__EXERCISE REQUIREMENTS__: Every entry should be repeated exactly. Omit the pictures.

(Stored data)
Begin

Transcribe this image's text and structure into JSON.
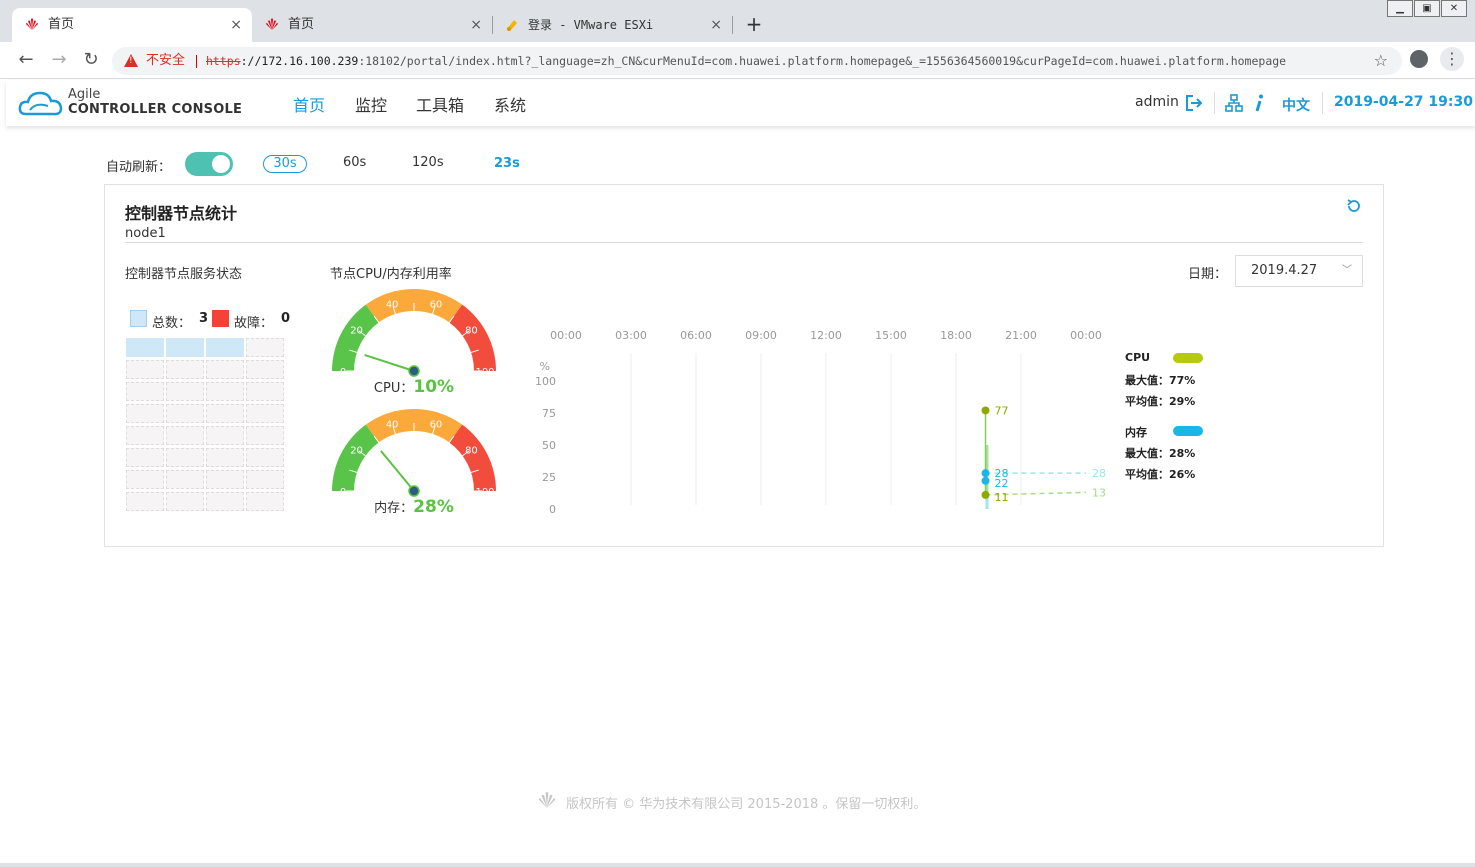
{
  "browser": {
    "tabs": [
      {
        "title": "首页",
        "active": true,
        "icon": "huawei-logo-icon"
      },
      {
        "title": "首页",
        "active": false,
        "icon": "huawei-logo-icon"
      },
      {
        "title": "登录 - VMware ESXi",
        "active": false,
        "icon": "vmware-icon"
      }
    ],
    "close_glyph": "×",
    "new_tab_glyph": "+",
    "security_label": "不安全",
    "url_scheme": "https",
    "url_host": "://172.16.100.239",
    "url_rest": ":18102/portal/index.html?_language=zh_CN&curMenuId=com.huawei.platform.homepage&_=1556364560019&curPageId=com.huawei.platform.homepage",
    "back_glyph": "←",
    "forward_glyph": "→",
    "reload_glyph": "↻",
    "star_glyph": "☆",
    "menu_glyph": "⋮"
  },
  "app": {
    "brand_line1": "Agile",
    "brand_line2": "CONTROLLER CONSOLE",
    "nav": [
      {
        "label": "首页",
        "active": true
      },
      {
        "label": "监控",
        "active": false
      },
      {
        "label": "工具箱",
        "active": false
      },
      {
        "label": "系统",
        "active": false
      }
    ],
    "user": "admin",
    "language": "中文",
    "datetime": "2019-04-27 19:30",
    "accent_color": "#1a9bd7"
  },
  "refresh": {
    "label": "自动刷新：",
    "enabled": true,
    "intervals": [
      "30s",
      "60s",
      "120s"
    ],
    "selected": "30s",
    "countdown": "23s"
  },
  "panel": {
    "title": "控制器节点统计",
    "node": "node1",
    "service_title": "控制器节点服务状态",
    "usage_title": "节点CPU/内存利用率",
    "date_label": "日期：",
    "date_value": "2019.4.27",
    "total_label": "总数：",
    "total": "3",
    "fault_label": "故障：",
    "fault": "0",
    "colors": {
      "total": "#cfe8f7",
      "fault": "#f44336"
    }
  },
  "gauges": [
    {
      "name": "CPU",
      "label": "CPU：",
      "value_text": "10%",
      "value": 10
    },
    {
      "name": "memory",
      "label": "内存：",
      "value_text": "28%",
      "value": 28
    }
  ],
  "gauge_ticks": [
    "0",
    "20",
    "40",
    "60",
    "80",
    "100"
  ],
  "chart_data": {
    "type": "line",
    "x_ticks": [
      "00:00",
      "03:00",
      "06:00",
      "09:00",
      "12:00",
      "15:00",
      "18:00",
      "21:00",
      "00:00"
    ],
    "y_unit": "%",
    "y_ticks": [
      "0",
      "25",
      "50",
      "75",
      "100"
    ],
    "ylim": [
      0,
      100
    ],
    "series": [
      {
        "name": "CPU",
        "color": "#b5c90e",
        "max_label": "最大值：77%",
        "avg_label": "平均值：29%",
        "points": [
          [
            "19:30",
            77
          ],
          [
            "19:30",
            11
          ]
        ],
        "dashed_to": 13,
        "labels": [
          "77",
          "11",
          "13"
        ]
      },
      {
        "name": "内存",
        "color": "#1ab6e8",
        "max_label": "最大值：28%",
        "avg_label": "平均值：26%",
        "points": [
          [
            "19:30",
            28
          ],
          [
            "19:30",
            22
          ]
        ],
        "dashed_to": 28,
        "labels": [
          "28",
          "22",
          "28"
        ]
      }
    ]
  },
  "footer": {
    "text": "版权所有 © 华为技术有限公司 2015-2018 。保留一切权利。"
  }
}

End

__ANSWER BELOW__:
Transcribe this image's text and structure into JSON.
{
  "browser": {
    "tabs": [
      {
        "title": "首页",
        "active": true,
        "icon": "huawei-logo-icon"
      },
      {
        "title": "首页",
        "active": false,
        "icon": "huawei-logo-icon"
      },
      {
        "title": "登录 - VMware ESXi",
        "active": false,
        "icon": "vmware-icon"
      }
    ],
    "close_glyph": "×",
    "new_tab_glyph": "+",
    "security_label": "不安全",
    "url_scheme": "https",
    "url_host": "://172.16.100.239",
    "url_rest": ":18102/portal/index.html?_language=zh_CN&curMenuId=com.huawei.platform.homepage&_=1556364560019&curPageId=com.huawei.platform.homepage",
    "back_glyph": "←",
    "forward_glyph": "→",
    "reload_glyph": "↻",
    "star_glyph": "☆",
    "menu_glyph": "⋮"
  },
  "app": {
    "brand_line1": "Agile",
    "brand_line2": "CONTROLLER CONSOLE",
    "nav": [
      {
        "label": "首页",
        "active": true
      },
      {
        "label": "监控",
        "active": false
      },
      {
        "label": "工具箱",
        "active": false
      },
      {
        "label": "系统",
        "active": false
      }
    ],
    "user": "admin",
    "language": "中文",
    "datetime": "2019-04-27 19:30",
    "accent_color": "#1a9bd7"
  },
  "refresh": {
    "label": "自动刷新：",
    "enabled": true,
    "intervals": [
      "30s",
      "60s",
      "120s"
    ],
    "selected": "30s",
    "countdown": "23s"
  },
  "panel": {
    "title": "控制器节点统计",
    "node": "node1",
    "service_title": "控制器节点服务状态",
    "usage_title": "节点CPU/内存利用率",
    "date_label": "日期：",
    "date_value": "2019.4.27",
    "total_label": "总数：",
    "total": "3",
    "fault_label": "故障：",
    "fault": "0",
    "colors": {
      "total": "#cfe8f7",
      "fault": "#f44336"
    }
  },
  "gauges": [
    {
      "name": "CPU",
      "label": "CPU：",
      "value_text": "10%",
      "value": 10
    },
    {
      "name": "memory",
      "label": "内存：",
      "value_text": "28%",
      "value": 28
    }
  ],
  "gauge_ticks": [
    "0",
    "20",
    "40",
    "60",
    "80",
    "100"
  ],
  "chart_data": {
    "type": "line",
    "x_ticks": [
      "00:00",
      "03:00",
      "06:00",
      "09:00",
      "12:00",
      "15:00",
      "18:00",
      "21:00",
      "00:00"
    ],
    "y_unit": "%",
    "y_ticks": [
      "0",
      "25",
      "50",
      "75",
      "100"
    ],
    "ylim": [
      0,
      100
    ],
    "series": [
      {
        "name": "CPU",
        "color": "#b5c90e",
        "max_label": "最大值：77%",
        "avg_label": "平均值：29%",
        "points": [
          [
            "19:30",
            77
          ],
          [
            "19:30",
            11
          ]
        ],
        "dashed_to": 13,
        "labels": [
          "77",
          "11",
          "13"
        ]
      },
      {
        "name": "内存",
        "color": "#1ab6e8",
        "max_label": "最大值：28%",
        "avg_label": "平均值：26%",
        "points": [
          [
            "19:30",
            28
          ],
          [
            "19:30",
            22
          ]
        ],
        "dashed_to": 28,
        "labels": [
          "28",
          "22",
          "28"
        ]
      }
    ]
  },
  "footer": {
    "text": "版权所有 © 华为技术有限公司 2015-2018 。保留一切权利。"
  }
}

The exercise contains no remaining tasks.